WHAT TO WORK ON ▸ Reproduce verbatim the final portion of the material below, from the line containing "Convert this chart" through its last line, and nothing else.

EXERCISE MATERIALS ▸
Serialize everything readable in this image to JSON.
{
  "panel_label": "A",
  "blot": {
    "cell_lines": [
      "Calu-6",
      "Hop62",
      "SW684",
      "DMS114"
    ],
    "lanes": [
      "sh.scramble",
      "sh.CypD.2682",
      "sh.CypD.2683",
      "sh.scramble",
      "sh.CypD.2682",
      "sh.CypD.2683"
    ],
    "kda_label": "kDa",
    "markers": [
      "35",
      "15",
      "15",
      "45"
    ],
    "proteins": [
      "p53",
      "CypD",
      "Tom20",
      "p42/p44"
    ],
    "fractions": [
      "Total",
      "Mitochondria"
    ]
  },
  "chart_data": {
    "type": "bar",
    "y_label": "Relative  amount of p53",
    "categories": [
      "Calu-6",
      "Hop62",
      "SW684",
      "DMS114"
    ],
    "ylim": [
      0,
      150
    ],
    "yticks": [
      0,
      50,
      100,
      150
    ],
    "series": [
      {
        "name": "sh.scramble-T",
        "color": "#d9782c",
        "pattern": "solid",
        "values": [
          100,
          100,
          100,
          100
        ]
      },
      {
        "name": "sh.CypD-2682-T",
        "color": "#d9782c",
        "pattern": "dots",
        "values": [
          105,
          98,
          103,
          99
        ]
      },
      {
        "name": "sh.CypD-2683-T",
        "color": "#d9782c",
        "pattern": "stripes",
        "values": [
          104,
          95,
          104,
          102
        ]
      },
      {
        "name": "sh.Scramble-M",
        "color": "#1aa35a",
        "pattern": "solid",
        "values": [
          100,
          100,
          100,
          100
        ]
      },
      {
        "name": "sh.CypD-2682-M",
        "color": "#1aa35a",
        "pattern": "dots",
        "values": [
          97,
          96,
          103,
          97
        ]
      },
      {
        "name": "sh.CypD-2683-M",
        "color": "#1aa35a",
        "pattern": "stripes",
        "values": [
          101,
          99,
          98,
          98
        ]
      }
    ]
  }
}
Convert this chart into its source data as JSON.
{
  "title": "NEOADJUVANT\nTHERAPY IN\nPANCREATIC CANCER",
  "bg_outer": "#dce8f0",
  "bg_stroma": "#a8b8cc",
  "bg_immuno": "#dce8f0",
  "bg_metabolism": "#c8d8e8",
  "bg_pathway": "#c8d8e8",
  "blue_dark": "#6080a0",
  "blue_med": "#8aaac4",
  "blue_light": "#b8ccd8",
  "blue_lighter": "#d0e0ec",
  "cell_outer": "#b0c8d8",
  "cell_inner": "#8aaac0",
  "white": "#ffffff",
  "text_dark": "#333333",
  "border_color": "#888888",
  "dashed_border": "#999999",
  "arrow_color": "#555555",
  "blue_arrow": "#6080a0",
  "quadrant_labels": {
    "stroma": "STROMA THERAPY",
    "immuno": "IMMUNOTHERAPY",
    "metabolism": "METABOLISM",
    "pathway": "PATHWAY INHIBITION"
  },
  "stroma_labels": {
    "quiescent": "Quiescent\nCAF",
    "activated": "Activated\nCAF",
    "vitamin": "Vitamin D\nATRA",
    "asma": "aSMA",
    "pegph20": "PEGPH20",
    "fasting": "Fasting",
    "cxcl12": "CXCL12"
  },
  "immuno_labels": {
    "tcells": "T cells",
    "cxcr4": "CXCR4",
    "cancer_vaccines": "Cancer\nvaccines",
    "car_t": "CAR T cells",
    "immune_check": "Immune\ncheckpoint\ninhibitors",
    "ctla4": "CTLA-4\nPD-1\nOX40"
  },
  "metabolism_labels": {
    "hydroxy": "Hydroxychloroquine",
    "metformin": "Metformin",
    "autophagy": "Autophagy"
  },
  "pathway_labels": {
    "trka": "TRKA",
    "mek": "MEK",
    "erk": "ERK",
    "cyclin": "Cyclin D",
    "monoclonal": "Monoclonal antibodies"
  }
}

YOUR SOLUTION ▸
Convert this chart into its source data as JSON.
{
  "title": "NEOADJUVANT\nTHERAPY IN\nPANCREATIC CANCER",
  "bg_outer": "#dce8f0",
  "bg_stroma": "#a8b8cc",
  "bg_immuno": "#dce8f0",
  "bg_metabolism": "#c8d8e8",
  "bg_pathway": "#c8d8e8",
  "blue_dark": "#6080a0",
  "blue_med": "#8aaac4",
  "blue_light": "#b8ccd8",
  "blue_lighter": "#d0e0ec",
  "cell_outer": "#b0c8d8",
  "cell_inner": "#8aaac0",
  "white": "#ffffff",
  "text_dark": "#333333",
  "border_color": "#888888",
  "dashed_border": "#999999",
  "arrow_color": "#555555",
  "blue_arrow": "#6080a0",
  "quadrant_labels": {
    "stroma": "STROMA THERAPY",
    "immuno": "IMMUNOTHERAPY",
    "metabolism": "METABOLISM",
    "pathway": "PATHWAY INHIBITION"
  },
  "stroma_labels": {
    "quiescent": "Quiescent\nCAF",
    "activated": "Activated\nCAF",
    "vitamin": "Vitamin D\nATRA",
    "asma": "aSMA",
    "pegph20": "PEGPH20",
    "fasting": "Fasting",
    "cxcl12": "CXCL12"
  },
  "immuno_labels": {
    "tcells": "T cells",
    "cxcr4": "CXCR4",
    "cancer_vaccines": "Cancer\nvaccines",
    "car_t": "CAR T cells",
    "immune_check": "Immune\ncheckpoint\ninhibitors",
    "ctla4": "CTLA-4\nPD-1\nOX40"
  },
  "metabolism_labels": {
    "hydroxy": "Hydroxychloroquine",
    "metformin": "Metformin",
    "autophagy": "Autophagy"
  },
  "pathway_labels": {
    "trka": "TRKA",
    "mek": "MEK",
    "erk": "ERK",
    "cyclin": "Cyclin D",
    "monoclonal": "Monoclonal antibodies"
  }
}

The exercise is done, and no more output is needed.